- To be done -
Please copy every line of the data below exactly, leaving out the pictures.

- Listed entries -
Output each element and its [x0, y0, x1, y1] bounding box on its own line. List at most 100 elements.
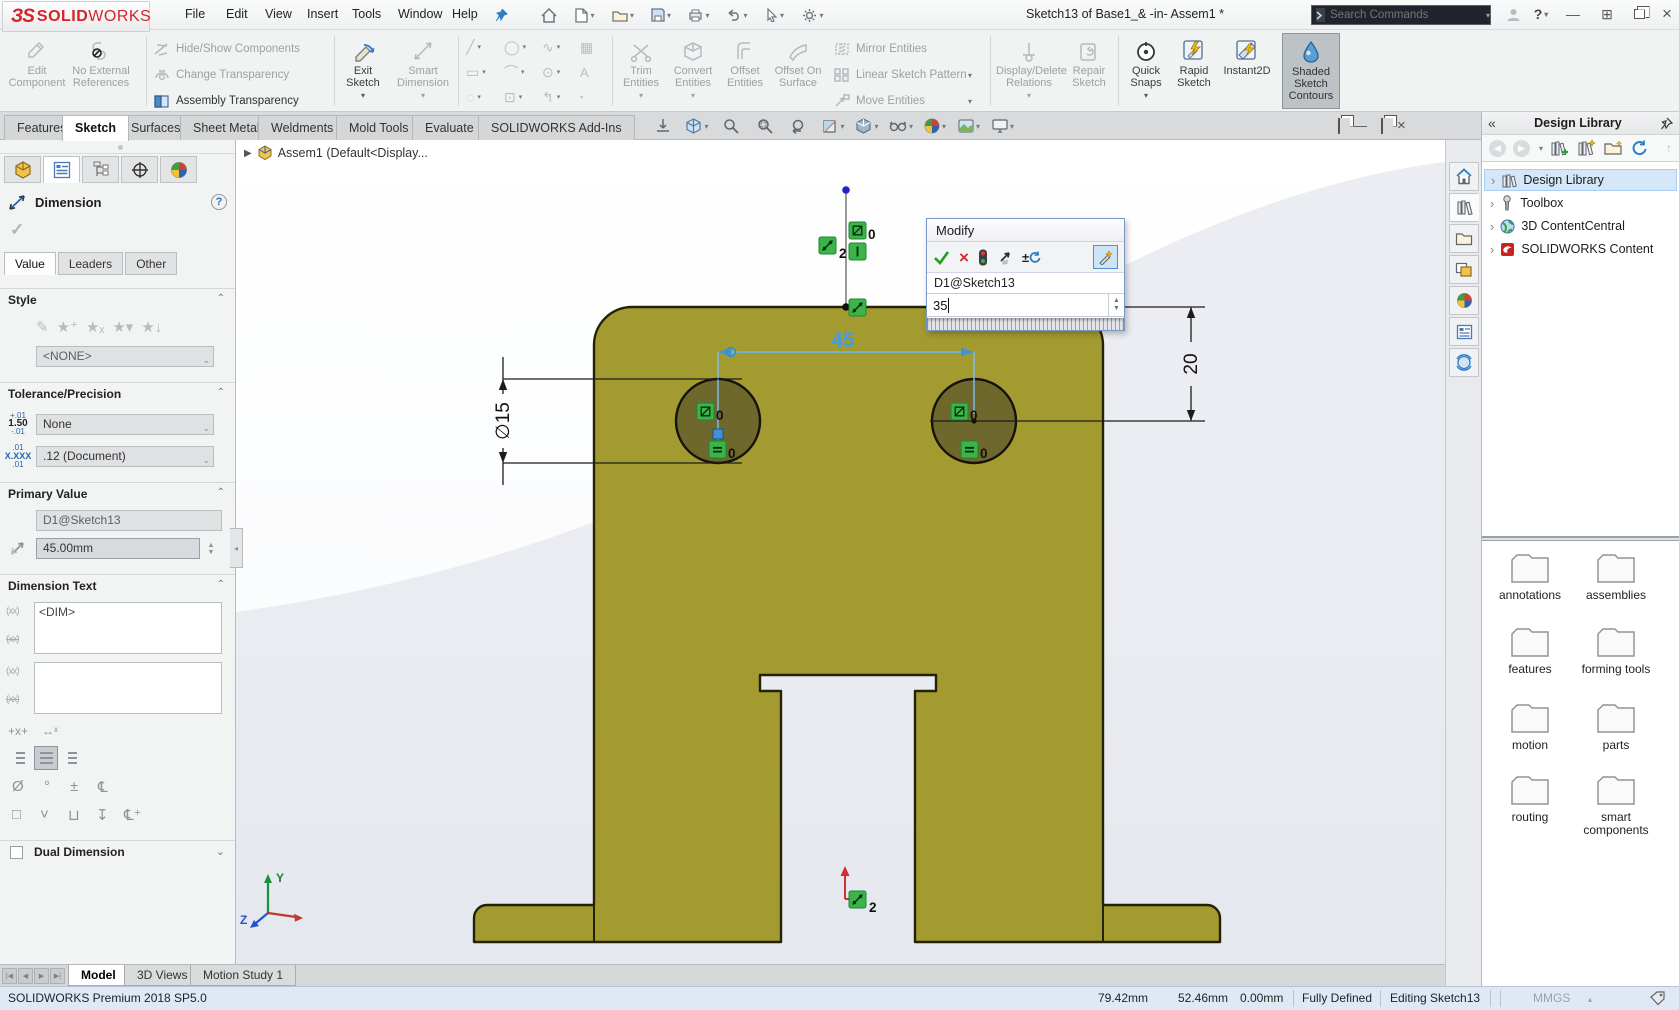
tree-item-design-library[interactable]: › Design Library: [1484, 169, 1677, 191]
pin-menubar-icon[interactable]: [486, 4, 516, 26]
offset-text-icon[interactable]: ↔ˣ: [42, 724, 58, 738]
options-gear-button[interactable]: ▾: [798, 4, 828, 26]
menu-help[interactable]: Help: [443, 0, 487, 29]
dual-dimension-section[interactable]: Dual Dimension ⌄: [0, 840, 235, 862]
forward-icon[interactable]: ▶: [1513, 140, 1530, 157]
tab-view-palette[interactable]: [1449, 255, 1479, 284]
dimension-text-section-header[interactable]: Dimension Text⌃: [0, 574, 235, 596]
tab-solidworks-add-ins[interactable]: SOLIDWORKS Add-Ins: [478, 115, 635, 140]
exit-sketch-button[interactable]: Exit Sketch ▾: [340, 33, 386, 109]
dimension-text-area-2[interactable]: [34, 662, 222, 714]
justify-right-button[interactable]: [60, 746, 84, 770]
ellipse-tool-button[interactable]: ⊙▾: [542, 61, 576, 83]
swap-arrows-icon[interactable]: [8, 538, 28, 558]
folder-smart-components[interactable]: smart components: [1578, 772, 1654, 837]
menu-insert[interactable]: Insert: [298, 0, 347, 29]
pm-help-icon[interactable]: ?: [211, 194, 227, 210]
more-symbols-button[interactable]: ℄⁺: [124, 806, 142, 824]
modify-value-input[interactable]: 35: [927, 294, 1108, 316]
home-button[interactable]: [534, 4, 564, 26]
pm-subtab-leaders[interactable]: Leaders: [58, 252, 123, 275]
dimension-20-text[interactable]: 20: [1181, 353, 1202, 374]
primary-value-section-header[interactable]: Primary Value⌃: [0, 482, 235, 504]
apply-scene-icon[interactable]: ▾: [954, 114, 984, 138]
status-units[interactable]: MMGS: [1533, 991, 1570, 1005]
tab-appearances-scenes[interactable]: [1449, 286, 1479, 315]
delete-style-icon[interactable]: ★ₓ: [86, 318, 104, 336]
edit-appearance-icon[interactable]: ▾: [920, 114, 950, 138]
relation-equal-right[interactable]: [961, 441, 978, 458]
previous-view-icon[interactable]: [784, 114, 814, 138]
folder-assemblies[interactable]: assemblies: [1578, 550, 1654, 602]
up-level-icon[interactable]: ↑: [1666, 141, 1672, 155]
doc-window-icon[interactable]: [1338, 119, 1340, 133]
folder-annotations[interactable]: annotations: [1492, 550, 1568, 602]
no-external-references-button[interactable]: No External References: [70, 33, 132, 109]
tree-expand-icon[interactable]: ▶: [244, 148, 252, 159]
pm-subtab-value[interactable]: Value: [4, 252, 56, 275]
degree-symbol-button[interactable]: °: [44, 778, 50, 795]
create-folder-icon[interactable]: [1604, 140, 1624, 156]
expand-button[interactable]: ⊞: [1594, 3, 1620, 25]
checkmark-symbol-button[interactable]: ˅: [40, 806, 49, 823]
restore-button[interactable]: [1626, 3, 1652, 25]
relation-diameter-top[interactable]: [849, 222, 866, 239]
pm-subtab-other[interactable]: Other: [125, 252, 177, 275]
doc-restore-icon[interactable]: [1381, 119, 1383, 133]
pane-splitter[interactable]: [1482, 536, 1679, 541]
plane-tool-button[interactable]: ▪: [580, 86, 614, 108]
relation-vertical[interactable]: [849, 243, 866, 260]
convert-entities-button[interactable]: Convert Entities ▾: [668, 33, 718, 109]
assembly-transparency-button[interactable]: Assembly Transparency: [152, 90, 337, 112]
modify-dialog-title[interactable]: Modify: [927, 219, 1124, 242]
primary-value-name-field[interactable]: D1@Sketch13: [36, 510, 222, 531]
sketch-canvas[interactable]: 45 ∅15 20: [236, 140, 1445, 964]
doc-close-icon[interactable]: ×: [1397, 117, 1406, 134]
menu-view[interactable]: View: [256, 0, 301, 29]
shaded-sketch-contours-button[interactable]: Shaded Sketch Contours: [1282, 33, 1340, 109]
pm-tab-propertymanager[interactable]: [43, 156, 80, 183]
view-settings-icon[interactable]: ▾: [852, 114, 882, 138]
mark-for-drawing-button[interactable]: [1093, 245, 1118, 269]
scroll-last-icon[interactable]: ▶|: [50, 968, 65, 984]
rectangle-tool-button[interactable]: ▭▾: [466, 61, 500, 83]
tab-evaluate[interactable]: Evaluate: [412, 115, 487, 140]
tab-file-explorer[interactable]: [1449, 224, 1479, 253]
tab-mold-tools[interactable]: Mold Tools: [336, 115, 422, 140]
arc-tool-button[interactable]: ⌒▾: [504, 61, 538, 83]
value-spinner[interactable]: ▲▼: [204, 538, 218, 560]
depth-symbol-button[interactable]: ↧: [96, 806, 109, 824]
pm-tab-featuremanager[interactable]: [4, 156, 41, 183]
instant2d-button[interactable]: Instant2D: [1222, 33, 1272, 109]
spline-tool-button[interactable]: ∿▾: [542, 36, 576, 58]
load-style-icon[interactable]: ★↓: [141, 318, 162, 336]
centerline-top-point[interactable]: [842, 186, 850, 194]
zoom-fit-icon[interactable]: [716, 114, 746, 138]
style-dropdown[interactable]: <NONE>⌄: [36, 346, 214, 367]
reverse-direction-icon[interactable]: [997, 249, 1013, 265]
open-button[interactable]: ▾: [608, 4, 638, 26]
quick-snaps-button[interactable]: Quick Snaps ▾: [1124, 33, 1168, 109]
back-icon[interactable]: ◀: [1489, 140, 1506, 157]
folder-motion[interactable]: motion: [1492, 700, 1568, 752]
scroll-prev-icon[interactable]: ◀: [18, 968, 33, 984]
add-file-location-icon[interactable]: [1577, 139, 1597, 157]
pattern-dropdown-icon[interactable]: ▾: [966, 64, 980, 86]
justify-center-button[interactable]: [34, 746, 58, 770]
modify-dimension-name[interactable]: D1@Sketch13: [927, 273, 1124, 294]
add-to-library-icon[interactable]: [1550, 139, 1570, 157]
tag-icon[interactable]: [1650, 991, 1666, 1006]
relation-diameter-left[interactable]: [697, 403, 714, 420]
close-button[interactable]: ×: [1654, 3, 1679, 25]
units-dropdown-icon[interactable]: ▴: [1588, 995, 1592, 1004]
graphics-area[interactable]: 45 ∅15 20: [236, 140, 1445, 964]
center-text-icon[interactable]: +x+: [8, 724, 28, 738]
folder-forming-tools[interactable]: forming tools: [1578, 624, 1654, 676]
style-section-header[interactable]: Style⌃: [0, 288, 235, 310]
modify-dialog[interactable]: Modify × ± D1@Sketch13 35 ▲▼: [926, 218, 1125, 331]
doc-minimize-icon[interactable]: —: [1354, 118, 1367, 133]
slot-tool-button[interactable]: ◌▾: [466, 86, 500, 108]
reset-increment-icon[interactable]: ±: [1022, 250, 1041, 265]
tab-custom-properties[interactable]: [1449, 317, 1479, 346]
tree-item-toolbox[interactable]: › Toolbox: [1484, 192, 1677, 214]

- Result for this task -
Output each element and its [x0, y0, x1, y1] bounding box on its own line. List at most 100 elements.
tree-item-design-library[interactable]: › Design Library: [1484, 169, 1677, 191]
pin-menubar-icon[interactable]: [486, 4, 516, 26]
offset-text-icon[interactable]: ↔ˣ: [42, 724, 58, 738]
options-gear-button[interactable]: ▾: [798, 4, 828, 26]
menu-help[interactable]: Help: [443, 0, 487, 29]
dual-dimension-section[interactable]: Dual Dimension ⌄: [0, 840, 235, 862]
forward-icon[interactable]: ▶: [1513, 140, 1530, 157]
tab-view-palette[interactable]: [1449, 255, 1479, 284]
dimension-text-section-header[interactable]: Dimension Text⌃: [0, 574, 235, 596]
tab-solidworks-add-ins[interactable]: SOLIDWORKS Add-Ins: [478, 115, 635, 140]
exit-sketch-button[interactable]: Exit Sketch ▾: [340, 33, 386, 109]
dimension-text-area-2[interactable]: [34, 662, 222, 714]
justify-right-button[interactable]: [60, 746, 84, 770]
ellipse-tool-button[interactable]: ⊙▾: [542, 61, 576, 83]
swap-arrows-icon[interactable]: [8, 538, 28, 558]
folder-smart-components[interactable]: smart components: [1578, 772, 1654, 837]
menu-insert[interactable]: Insert: [298, 0, 347, 29]
pm-help-icon[interactable]: ?: [211, 194, 227, 210]
more-symbols-button[interactable]: ℄⁺: [124, 806, 142, 824]
modify-value-input[interactable]: 35: [927, 294, 1108, 316]
home-button[interactable]: [534, 4, 564, 26]
pm-subtab-leaders[interactable]: Leaders: [58, 252, 123, 275]
dimension-20-text[interactable]: 20: [1181, 353, 1202, 374]
primary-value-section-header[interactable]: Primary Value⌃: [0, 482, 235, 504]
apply-scene-icon[interactable]: ▾: [954, 114, 984, 138]
status-units[interactable]: MMGS: [1533, 991, 1570, 1005]
tab-appearances-scenes[interactable]: [1449, 286, 1479, 315]
delete-style-icon[interactable]: ★ₓ: [86, 318, 104, 336]
edit-appearance-icon[interactable]: ▾: [920, 114, 950, 138]
relation-equal-right[interactable]: [961, 441, 978, 458]
previous-view-icon[interactable]: [784, 114, 814, 138]
folder-assemblies[interactable]: assemblies: [1578, 550, 1654, 602]
up-level-icon[interactable]: ↑: [1666, 141, 1672, 155]
doc-window-icon[interactable]: [1338, 119, 1340, 133]
folder-annotations[interactable]: annotations: [1492, 550, 1568, 602]
no-external-references-button[interactable]: No External References: [70, 33, 132, 109]
tree-expand-icon[interactable]: ▶: [244, 148, 252, 159]
pm-subtab-value[interactable]: Value: [4, 252, 56, 275]
degree-symbol-button[interactable]: °: [44, 778, 50, 795]
create-folder-icon[interactable]: [1604, 140, 1624, 156]
expand-button[interactable]: ⊞: [1594, 3, 1620, 25]
checkmark-symbol-button[interactable]: ˅: [40, 806, 49, 823]
restore-button[interactable]: [1626, 3, 1652, 25]
relation-diameter-top[interactable]: [849, 222, 866, 239]
pm-subtab-other[interactable]: Other: [125, 252, 177, 275]
doc-restore-icon[interactable]: [1381, 119, 1383, 133]
pane-splitter[interactable]: [1482, 536, 1679, 541]
plane-tool-button[interactable]: ▪: [580, 86, 614, 108]
relation-vertical[interactable]: [849, 243, 866, 260]
convert-entities-button[interactable]: Convert Entities ▾: [668, 33, 718, 109]
assembly-transparency-button[interactable]: Assembly Transparency: [152, 90, 337, 112]
modify-dialog-title[interactable]: Modify: [927, 219, 1124, 242]
primary-value-name-field[interactable]: D1@Sketch13: [36, 510, 222, 531]
sketch-canvas[interactable]: 45 ∅15 20: [236, 140, 1445, 964]
doc-close-icon[interactable]: ×: [1397, 117, 1406, 134]
menu-view[interactable]: View: [256, 0, 301, 29]
shaded-sketch-contours-button[interactable]: Shaded Sketch Contours: [1282, 33, 1340, 109]
pm-tab-propertymanager[interactable]: [43, 156, 80, 183]
view-settings-icon[interactable]: ▾: [852, 114, 882, 138]
mark-for-drawing-button[interactable]: [1093, 245, 1118, 269]
scroll-last-icon[interactable]: ▶|: [50, 968, 65, 984]
rectangle-tool-button[interactable]: ▭▾: [466, 61, 500, 83]
tab-evaluate[interactable]: Evaluate: [412, 115, 487, 140]
tab-file-explorer[interactable]: [1449, 224, 1479, 253]
tab-mold-tools[interactable]: Mold Tools: [336, 115, 422, 140]
arc-tool-button[interactable]: ⌒▾: [504, 61, 538, 83]
value-spinner[interactable]: ▲▼: [204, 538, 218, 560]
depth-symbol-button[interactable]: ↧: [96, 806, 109, 824]
pm-tab-featuremanager[interactable]: [4, 156, 41, 183]
instant2d-button[interactable]: Instant2D: [1222, 33, 1272, 109]
spline-tool-button[interactable]: ∿▾: [542, 36, 576, 58]
load-style-icon[interactable]: ★↓: [141, 318, 162, 336]
centerline-top-point[interactable]: [842, 186, 850, 194]
zoom-fit-icon[interactable]: [716, 114, 746, 138]
style-dropdown[interactable]: <NONE>⌄: [36, 346, 214, 367]
reverse-direction-icon[interactable]: [997, 249, 1013, 265]
open-button[interactable]: ▾: [608, 4, 638, 26]
quick-snaps-button[interactable]: Quick Snaps ▾: [1124, 33, 1168, 109]
back-icon[interactable]: ◀: [1489, 140, 1506, 157]
folder-motion[interactable]: motion: [1492, 700, 1568, 752]
scroll-prev-icon[interactable]: ◀: [18, 968, 33, 984]
add-file-location-icon[interactable]: [1577, 139, 1597, 157]
pattern-dropdown-icon[interactable]: ▾: [966, 64, 980, 86]
justify-center-button[interactable]: [34, 746, 58, 770]
modify-dimension-name[interactable]: D1@Sketch13: [927, 273, 1124, 294]
add-to-library-icon[interactable]: [1550, 139, 1570, 157]
tag-icon[interactable]: [1650, 991, 1666, 1006]
relation-diameter-left[interactable]: [697, 403, 714, 420]
close-button[interactable]: ×: [1654, 3, 1679, 25]
units-dropdown-icon[interactable]: ▴: [1588, 995, 1592, 1004]
graphics-area[interactable]: 45 ∅15 20: [236, 140, 1445, 964]
center-text-icon[interactable]: +x+: [8, 724, 28, 738]
folder-forming-tools[interactable]: forming tools: [1578, 624, 1654, 676]
style-section-header[interactable]: Style⌃: [0, 288, 235, 310]
modify-dialog[interactable]: Modify × ± D1@Sketch13 35 ▲▼: [926, 218, 1125, 331]
doc-minimize-icon[interactable]: —: [1354, 118, 1367, 133]
slot-tool-button[interactable]: ◌▾: [466, 86, 500, 108]
reset-increment-icon[interactable]: ±: [1022, 250, 1041, 265]
tab-custom-properties[interactable]: [1449, 317, 1479, 346]
tree-item-toolbox[interactable]: › Toolbox: [1484, 192, 1677, 214]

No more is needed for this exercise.